• _EXCERPTED PASSAGE_
=-=-=

Graduate Medical Education


When students graduate with a DO or MD degree at an American medical school, they must then enter a residency program in their chosen specialty. The duration of this training varies from three years for Family Medicine, Internal Medicine, and Pediatrics, to five years for Surgery, Orthopedics, and Obstetrics and Gynecology. Upon completion of residency, a physician is eligible to become Board Certified in that field and may elect to continue training in a subspecialty fellowship.

Graduate Medical Education, or GME,  is the term that encompasses these residency and fellowship programs. UIWSOM graduates spend much of their fourth year as medical students interviewing and auditioning for GME programs. They enter a process known as "The Match" where they rank their GME preferences and are "Matched" to programs that have also ranked them. Residents and Fellows are physicians and have a training license that allows them to practice medicine but only under the supervision of a fully licensed physician. Residents and Fellows are required to perform the duties of direct patient care, but they are also held accountable for increasingly difficult academic responsibilities.

Physicians must successfully complete their residency to become Board Certified in their specialty. While some states allow a physician to receive a license after only one or two years of GME training, it is very difficult for physicians trained in the 21st Century to practice medicine without being residency trained and board certified.

=-=-=

• _GIVEN RECORDS_
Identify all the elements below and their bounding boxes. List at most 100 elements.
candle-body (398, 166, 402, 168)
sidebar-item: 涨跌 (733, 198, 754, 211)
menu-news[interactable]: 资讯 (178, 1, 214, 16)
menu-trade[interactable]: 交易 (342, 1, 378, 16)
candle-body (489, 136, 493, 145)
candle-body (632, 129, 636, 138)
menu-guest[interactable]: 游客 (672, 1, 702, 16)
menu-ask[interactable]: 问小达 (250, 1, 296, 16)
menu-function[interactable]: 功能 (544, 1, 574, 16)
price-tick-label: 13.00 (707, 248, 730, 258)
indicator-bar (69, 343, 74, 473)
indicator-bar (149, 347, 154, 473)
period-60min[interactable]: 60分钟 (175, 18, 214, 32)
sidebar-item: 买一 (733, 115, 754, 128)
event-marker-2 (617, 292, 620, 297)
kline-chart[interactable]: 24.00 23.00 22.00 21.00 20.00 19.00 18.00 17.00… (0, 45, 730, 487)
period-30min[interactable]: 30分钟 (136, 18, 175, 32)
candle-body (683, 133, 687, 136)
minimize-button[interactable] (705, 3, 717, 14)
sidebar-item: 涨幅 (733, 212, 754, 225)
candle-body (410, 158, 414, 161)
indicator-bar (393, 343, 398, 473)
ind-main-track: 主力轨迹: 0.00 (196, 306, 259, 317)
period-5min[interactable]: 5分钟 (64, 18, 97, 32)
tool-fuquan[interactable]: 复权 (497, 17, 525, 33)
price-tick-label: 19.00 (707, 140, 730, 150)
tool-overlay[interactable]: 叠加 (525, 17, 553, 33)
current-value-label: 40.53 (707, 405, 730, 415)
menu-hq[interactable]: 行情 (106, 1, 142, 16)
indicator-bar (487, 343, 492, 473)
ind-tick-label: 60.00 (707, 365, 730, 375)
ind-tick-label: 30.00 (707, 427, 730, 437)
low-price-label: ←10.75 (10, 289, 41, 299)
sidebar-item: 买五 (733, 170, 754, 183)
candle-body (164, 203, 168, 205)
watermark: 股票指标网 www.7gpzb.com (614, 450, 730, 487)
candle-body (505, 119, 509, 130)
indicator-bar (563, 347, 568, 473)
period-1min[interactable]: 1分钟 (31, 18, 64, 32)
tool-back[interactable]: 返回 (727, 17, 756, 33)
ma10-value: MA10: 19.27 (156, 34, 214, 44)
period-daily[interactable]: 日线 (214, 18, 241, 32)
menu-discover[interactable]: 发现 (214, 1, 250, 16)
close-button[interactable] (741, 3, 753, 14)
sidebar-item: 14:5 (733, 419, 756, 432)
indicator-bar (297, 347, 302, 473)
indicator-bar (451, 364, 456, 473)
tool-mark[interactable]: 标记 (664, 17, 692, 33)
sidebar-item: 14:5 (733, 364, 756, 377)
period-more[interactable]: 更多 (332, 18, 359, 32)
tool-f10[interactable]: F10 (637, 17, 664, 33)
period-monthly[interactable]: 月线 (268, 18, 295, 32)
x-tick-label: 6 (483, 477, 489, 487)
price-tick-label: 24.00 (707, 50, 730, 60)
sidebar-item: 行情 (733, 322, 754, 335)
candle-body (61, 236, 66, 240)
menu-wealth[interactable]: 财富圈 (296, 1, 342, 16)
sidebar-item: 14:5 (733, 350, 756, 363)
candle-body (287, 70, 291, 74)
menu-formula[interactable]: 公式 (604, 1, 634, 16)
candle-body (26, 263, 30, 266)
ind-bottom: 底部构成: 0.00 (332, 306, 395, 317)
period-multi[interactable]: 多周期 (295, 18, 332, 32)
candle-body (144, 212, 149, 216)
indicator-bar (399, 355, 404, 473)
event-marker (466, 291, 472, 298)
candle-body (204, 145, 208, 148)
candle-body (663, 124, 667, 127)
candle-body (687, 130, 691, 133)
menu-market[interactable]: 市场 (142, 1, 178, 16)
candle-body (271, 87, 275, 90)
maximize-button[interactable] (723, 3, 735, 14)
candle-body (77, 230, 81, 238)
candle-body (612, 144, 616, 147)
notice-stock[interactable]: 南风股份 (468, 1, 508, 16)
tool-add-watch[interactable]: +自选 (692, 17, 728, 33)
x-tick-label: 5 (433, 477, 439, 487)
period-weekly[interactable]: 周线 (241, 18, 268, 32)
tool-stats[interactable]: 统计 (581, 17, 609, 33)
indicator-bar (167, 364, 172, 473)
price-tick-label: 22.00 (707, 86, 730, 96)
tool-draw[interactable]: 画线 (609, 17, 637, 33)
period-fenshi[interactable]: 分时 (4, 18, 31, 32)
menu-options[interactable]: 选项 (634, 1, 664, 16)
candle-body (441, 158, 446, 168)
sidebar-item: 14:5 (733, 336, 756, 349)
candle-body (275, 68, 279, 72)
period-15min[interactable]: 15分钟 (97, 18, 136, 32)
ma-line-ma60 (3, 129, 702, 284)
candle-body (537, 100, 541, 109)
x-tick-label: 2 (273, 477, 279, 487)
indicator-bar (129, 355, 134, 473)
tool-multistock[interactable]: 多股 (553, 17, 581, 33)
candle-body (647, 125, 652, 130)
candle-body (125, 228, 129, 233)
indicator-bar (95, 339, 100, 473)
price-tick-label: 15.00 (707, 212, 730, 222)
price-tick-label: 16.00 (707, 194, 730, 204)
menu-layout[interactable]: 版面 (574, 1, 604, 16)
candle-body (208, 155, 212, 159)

=-=-=

• _ACTIVITY_
Please carry on the passage about graduate medical education, picking up right after its final sentence.

• _REPLY TO THE EXERCISE_
GME programs are located throughout the country in every state and nearly every major metropolitan area. Programs may be located at a large academic medical center associated with an existing medical school or they may be at community-based hospitals. The US Military sponsors GME programs as do VA hospitals and Community Health Centers and Rural Health Centers.

Medical students are not guaranteed a residency position following graduation - they have to compete with all other students interested in that location and that specialty program.

Unfortunately, there are a limited number of GME positions across the country and an increasing number of medical school graduates from the US and abroad competing for these positions. Most GME programs are funded by the federal government through the Medicare program, but funding for existing programs was capped in 1998 and therefore cannot expand beyond current capacity.

There is a shortage of GME positions in the state of Texas. The Texas Higher Education Coordinating Board (THECB) released a report on the GME deficit in December 2014 recommending additional state funding for GME expansion. The Texas State Legislature responded by appropriating over $60 million in grant funding to assist with new GME development.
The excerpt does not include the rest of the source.